_WORK ORDER_. Check every line of the material below for the string "header", and return the ones that have it.

_GIVEN DATA_.
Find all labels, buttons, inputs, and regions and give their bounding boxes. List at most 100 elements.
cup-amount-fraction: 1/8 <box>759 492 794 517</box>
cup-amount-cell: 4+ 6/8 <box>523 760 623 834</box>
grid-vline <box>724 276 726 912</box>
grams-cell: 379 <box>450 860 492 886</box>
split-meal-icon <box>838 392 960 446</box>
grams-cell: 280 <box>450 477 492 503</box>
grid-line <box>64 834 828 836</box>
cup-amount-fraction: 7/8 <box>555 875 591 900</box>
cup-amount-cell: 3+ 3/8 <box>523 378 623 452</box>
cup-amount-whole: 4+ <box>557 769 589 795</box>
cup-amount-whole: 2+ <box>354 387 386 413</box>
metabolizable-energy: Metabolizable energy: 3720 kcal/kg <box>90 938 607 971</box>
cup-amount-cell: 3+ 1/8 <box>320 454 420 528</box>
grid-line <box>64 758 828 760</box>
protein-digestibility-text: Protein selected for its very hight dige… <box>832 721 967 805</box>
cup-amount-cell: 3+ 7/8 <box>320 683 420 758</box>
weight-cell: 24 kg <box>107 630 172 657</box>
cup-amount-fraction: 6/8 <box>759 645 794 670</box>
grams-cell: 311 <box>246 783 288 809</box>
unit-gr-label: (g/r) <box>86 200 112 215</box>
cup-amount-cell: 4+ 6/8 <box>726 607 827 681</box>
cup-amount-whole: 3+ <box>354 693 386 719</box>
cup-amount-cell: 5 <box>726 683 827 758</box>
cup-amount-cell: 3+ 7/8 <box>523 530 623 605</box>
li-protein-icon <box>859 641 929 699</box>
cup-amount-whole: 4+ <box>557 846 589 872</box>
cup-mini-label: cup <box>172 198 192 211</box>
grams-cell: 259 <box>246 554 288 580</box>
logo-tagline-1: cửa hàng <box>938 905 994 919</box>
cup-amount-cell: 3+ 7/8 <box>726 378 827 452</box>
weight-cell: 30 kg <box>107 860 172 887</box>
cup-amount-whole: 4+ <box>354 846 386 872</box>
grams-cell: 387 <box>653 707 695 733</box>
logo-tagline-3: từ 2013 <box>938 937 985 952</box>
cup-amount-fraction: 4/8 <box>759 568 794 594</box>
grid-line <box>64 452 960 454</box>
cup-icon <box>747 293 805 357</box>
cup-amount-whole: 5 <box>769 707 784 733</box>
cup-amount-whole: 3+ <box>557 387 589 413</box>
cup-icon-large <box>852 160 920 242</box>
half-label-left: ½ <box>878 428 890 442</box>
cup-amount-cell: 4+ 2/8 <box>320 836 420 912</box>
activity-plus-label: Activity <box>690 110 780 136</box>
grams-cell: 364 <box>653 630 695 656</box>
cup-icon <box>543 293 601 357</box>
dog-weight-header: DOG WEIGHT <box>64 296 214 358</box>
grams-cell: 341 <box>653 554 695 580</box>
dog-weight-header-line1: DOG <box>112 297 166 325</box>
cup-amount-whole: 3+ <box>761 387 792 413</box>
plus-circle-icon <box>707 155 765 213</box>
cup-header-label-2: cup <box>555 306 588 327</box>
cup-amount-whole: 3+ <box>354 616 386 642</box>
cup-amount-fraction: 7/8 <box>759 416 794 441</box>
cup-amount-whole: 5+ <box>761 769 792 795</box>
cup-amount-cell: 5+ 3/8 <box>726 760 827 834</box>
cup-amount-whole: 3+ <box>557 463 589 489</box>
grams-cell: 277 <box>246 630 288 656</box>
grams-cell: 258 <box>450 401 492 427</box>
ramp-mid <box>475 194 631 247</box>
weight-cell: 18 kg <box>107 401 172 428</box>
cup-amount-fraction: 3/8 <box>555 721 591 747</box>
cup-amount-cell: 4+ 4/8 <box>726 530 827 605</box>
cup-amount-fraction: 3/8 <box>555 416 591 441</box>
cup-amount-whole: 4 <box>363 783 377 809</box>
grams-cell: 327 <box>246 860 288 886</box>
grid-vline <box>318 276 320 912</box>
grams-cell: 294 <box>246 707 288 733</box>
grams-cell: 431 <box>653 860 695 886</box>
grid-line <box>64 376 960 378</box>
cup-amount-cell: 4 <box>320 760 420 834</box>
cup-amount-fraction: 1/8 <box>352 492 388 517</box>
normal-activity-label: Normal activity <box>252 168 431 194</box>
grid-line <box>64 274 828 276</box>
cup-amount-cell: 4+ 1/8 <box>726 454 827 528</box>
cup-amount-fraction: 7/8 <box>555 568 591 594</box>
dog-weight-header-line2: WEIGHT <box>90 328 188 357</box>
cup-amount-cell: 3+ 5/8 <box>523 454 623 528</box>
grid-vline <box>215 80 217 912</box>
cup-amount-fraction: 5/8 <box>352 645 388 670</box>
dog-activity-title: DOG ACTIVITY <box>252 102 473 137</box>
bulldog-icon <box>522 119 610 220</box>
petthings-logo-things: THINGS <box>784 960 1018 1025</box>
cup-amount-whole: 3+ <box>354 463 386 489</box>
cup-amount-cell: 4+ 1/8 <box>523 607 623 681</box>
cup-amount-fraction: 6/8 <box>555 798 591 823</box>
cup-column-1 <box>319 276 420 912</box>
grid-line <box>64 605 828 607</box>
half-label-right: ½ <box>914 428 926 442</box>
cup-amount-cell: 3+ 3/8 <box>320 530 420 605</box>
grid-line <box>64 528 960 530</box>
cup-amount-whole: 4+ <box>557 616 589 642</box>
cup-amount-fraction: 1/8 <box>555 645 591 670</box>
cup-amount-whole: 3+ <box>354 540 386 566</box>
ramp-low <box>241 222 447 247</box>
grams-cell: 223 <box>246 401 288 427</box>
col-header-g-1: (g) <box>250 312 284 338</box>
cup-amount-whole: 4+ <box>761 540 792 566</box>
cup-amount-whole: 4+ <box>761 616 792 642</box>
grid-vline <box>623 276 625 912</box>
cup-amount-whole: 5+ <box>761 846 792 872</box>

_EXERCISE ANSWER_.
dog-weight-header: DOG WEIGHT <box>64 296 214 358</box>
dog-weight-header-line1: DOG <box>112 297 166 325</box>
cup-header-label-2: cup <box>555 306 588 327</box>
dog-weight-header-line2: WEIGHT <box>90 328 188 357</box>
col-header-g-1: (g) <box>250 312 284 338</box>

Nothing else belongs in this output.